#### Task material

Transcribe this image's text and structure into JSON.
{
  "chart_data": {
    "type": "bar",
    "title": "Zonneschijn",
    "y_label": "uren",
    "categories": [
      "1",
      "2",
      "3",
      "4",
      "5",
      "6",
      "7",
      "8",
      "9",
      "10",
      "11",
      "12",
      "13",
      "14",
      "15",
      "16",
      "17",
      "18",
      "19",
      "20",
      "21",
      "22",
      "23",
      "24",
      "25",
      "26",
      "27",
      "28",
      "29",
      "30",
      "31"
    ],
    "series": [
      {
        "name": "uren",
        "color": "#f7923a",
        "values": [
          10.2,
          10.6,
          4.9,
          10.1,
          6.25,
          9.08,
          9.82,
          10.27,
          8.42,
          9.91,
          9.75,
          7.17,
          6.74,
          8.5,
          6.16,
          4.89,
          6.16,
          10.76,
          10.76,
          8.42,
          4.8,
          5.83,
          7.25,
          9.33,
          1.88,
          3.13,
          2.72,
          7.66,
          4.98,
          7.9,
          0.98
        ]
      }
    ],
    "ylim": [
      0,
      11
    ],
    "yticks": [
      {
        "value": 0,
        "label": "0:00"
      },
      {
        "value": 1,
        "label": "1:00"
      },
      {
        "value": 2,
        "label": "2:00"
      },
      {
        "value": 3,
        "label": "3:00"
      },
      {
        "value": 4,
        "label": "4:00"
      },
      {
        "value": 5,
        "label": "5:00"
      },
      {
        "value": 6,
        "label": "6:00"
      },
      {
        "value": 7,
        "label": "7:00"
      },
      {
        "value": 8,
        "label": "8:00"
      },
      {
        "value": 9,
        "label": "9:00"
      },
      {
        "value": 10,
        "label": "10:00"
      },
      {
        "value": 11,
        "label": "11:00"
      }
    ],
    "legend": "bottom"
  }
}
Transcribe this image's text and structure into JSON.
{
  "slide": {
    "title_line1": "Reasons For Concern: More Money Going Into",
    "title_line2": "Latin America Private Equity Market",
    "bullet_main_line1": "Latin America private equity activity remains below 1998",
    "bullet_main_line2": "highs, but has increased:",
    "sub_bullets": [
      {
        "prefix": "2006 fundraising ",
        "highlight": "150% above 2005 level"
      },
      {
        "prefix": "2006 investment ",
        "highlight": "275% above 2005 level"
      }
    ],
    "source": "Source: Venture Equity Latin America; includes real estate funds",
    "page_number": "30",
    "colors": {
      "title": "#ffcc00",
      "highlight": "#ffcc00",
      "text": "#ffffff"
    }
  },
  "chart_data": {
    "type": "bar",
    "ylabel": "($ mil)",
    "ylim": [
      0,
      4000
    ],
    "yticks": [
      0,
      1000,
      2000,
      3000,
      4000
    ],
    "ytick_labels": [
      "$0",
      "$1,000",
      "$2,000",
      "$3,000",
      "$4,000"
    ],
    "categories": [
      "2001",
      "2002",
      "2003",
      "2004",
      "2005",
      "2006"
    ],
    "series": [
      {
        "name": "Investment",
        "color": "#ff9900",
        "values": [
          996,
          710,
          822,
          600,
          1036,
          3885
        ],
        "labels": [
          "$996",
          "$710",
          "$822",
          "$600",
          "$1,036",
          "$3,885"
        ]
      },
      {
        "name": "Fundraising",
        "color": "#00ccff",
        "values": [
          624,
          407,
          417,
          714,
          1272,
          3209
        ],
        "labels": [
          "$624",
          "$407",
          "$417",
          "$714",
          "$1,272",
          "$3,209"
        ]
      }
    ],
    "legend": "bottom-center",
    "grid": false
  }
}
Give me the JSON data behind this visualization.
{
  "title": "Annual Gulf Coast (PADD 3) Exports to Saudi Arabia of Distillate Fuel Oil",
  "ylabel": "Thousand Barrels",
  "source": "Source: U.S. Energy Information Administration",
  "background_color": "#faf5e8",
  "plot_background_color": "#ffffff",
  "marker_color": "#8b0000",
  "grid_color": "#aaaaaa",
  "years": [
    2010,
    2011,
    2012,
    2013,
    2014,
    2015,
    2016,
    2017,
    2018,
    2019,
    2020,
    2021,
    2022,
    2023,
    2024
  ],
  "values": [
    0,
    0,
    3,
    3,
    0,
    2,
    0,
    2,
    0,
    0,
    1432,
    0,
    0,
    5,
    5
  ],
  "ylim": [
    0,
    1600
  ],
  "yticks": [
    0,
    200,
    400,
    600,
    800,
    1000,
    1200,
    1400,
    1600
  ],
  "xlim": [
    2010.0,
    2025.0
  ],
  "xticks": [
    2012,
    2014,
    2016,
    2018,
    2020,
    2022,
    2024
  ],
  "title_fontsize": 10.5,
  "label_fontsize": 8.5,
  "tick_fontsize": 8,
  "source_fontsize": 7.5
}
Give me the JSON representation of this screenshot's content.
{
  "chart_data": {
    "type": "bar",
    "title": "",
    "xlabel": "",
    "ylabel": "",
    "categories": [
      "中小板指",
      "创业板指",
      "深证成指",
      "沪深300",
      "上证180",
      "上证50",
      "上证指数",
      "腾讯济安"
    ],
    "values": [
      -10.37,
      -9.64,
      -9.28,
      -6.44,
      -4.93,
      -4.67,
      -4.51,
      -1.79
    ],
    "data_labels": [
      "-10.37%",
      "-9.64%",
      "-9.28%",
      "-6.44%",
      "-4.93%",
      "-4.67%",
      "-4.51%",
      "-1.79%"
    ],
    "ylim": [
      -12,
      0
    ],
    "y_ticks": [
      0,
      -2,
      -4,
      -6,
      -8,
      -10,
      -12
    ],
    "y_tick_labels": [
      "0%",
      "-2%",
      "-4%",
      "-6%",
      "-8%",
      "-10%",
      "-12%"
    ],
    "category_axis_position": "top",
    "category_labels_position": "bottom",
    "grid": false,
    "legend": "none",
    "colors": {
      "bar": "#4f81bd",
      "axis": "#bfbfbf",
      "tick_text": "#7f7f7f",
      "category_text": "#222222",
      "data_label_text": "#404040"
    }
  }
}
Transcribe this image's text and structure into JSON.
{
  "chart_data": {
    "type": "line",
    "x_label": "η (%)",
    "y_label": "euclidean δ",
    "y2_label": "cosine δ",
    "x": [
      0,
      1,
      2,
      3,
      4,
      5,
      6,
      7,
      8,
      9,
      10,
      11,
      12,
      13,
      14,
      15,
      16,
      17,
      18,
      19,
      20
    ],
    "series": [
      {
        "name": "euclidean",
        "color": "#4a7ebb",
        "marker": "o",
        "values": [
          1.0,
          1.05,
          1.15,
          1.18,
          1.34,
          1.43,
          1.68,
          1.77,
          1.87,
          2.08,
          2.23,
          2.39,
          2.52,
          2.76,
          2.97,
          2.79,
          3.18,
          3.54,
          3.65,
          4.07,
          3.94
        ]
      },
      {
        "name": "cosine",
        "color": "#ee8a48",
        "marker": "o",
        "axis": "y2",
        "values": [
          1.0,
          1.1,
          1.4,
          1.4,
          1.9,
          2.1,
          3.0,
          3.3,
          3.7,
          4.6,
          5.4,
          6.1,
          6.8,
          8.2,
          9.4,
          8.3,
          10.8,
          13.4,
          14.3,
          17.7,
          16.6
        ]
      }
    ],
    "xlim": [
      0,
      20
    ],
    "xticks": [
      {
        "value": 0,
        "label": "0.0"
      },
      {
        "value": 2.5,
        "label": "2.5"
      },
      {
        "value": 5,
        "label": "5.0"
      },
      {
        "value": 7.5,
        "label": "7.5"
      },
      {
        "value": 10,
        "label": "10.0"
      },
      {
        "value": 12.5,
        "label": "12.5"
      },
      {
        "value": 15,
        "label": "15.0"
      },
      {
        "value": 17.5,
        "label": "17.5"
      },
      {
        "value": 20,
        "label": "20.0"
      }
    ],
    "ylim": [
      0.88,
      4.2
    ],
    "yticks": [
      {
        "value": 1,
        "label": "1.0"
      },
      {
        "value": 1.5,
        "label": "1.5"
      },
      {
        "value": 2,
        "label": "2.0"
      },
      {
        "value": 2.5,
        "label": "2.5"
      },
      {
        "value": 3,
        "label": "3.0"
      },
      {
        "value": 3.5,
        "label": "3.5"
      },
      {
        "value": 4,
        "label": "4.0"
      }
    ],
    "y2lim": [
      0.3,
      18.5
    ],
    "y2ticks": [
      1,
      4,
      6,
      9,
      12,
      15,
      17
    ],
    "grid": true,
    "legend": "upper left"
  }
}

########

* Task to carry out: Within the records, how many lines include "name"? The answer is the number and nothing else.

* Answer for this exercise: 5